## What to produce
Tally the lines of the listing that contain the word "pages", then give the total and nothing else.
======== Input rows ========
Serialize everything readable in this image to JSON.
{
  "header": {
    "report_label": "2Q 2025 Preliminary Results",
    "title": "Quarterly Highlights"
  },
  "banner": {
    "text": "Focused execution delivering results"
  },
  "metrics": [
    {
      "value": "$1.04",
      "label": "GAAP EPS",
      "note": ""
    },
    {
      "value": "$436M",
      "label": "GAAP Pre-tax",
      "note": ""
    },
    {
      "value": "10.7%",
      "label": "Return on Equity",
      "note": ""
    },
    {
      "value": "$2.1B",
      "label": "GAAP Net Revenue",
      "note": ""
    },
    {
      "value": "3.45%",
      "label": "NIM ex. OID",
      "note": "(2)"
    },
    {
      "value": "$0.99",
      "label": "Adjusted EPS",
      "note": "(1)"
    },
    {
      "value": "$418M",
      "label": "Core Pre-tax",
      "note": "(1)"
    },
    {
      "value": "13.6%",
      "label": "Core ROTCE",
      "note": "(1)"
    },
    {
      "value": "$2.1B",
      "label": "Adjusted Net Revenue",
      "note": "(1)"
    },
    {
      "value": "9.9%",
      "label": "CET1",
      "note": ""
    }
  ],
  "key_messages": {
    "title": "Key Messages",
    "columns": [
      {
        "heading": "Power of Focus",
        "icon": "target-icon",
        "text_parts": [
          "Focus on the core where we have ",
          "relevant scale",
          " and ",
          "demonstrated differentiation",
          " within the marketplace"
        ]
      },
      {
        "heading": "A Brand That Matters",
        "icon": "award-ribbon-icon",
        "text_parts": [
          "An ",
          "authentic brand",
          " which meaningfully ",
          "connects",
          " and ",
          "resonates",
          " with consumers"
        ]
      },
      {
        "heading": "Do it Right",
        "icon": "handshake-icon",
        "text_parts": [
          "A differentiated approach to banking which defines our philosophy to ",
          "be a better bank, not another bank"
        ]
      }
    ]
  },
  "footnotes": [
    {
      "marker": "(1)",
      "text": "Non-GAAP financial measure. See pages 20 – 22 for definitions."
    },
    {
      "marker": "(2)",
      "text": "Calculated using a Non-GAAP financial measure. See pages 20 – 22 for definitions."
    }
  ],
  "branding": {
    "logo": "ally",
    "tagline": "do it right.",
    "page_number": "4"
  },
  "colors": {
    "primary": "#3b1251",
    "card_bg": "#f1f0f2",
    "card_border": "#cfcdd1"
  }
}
========
## Task output
2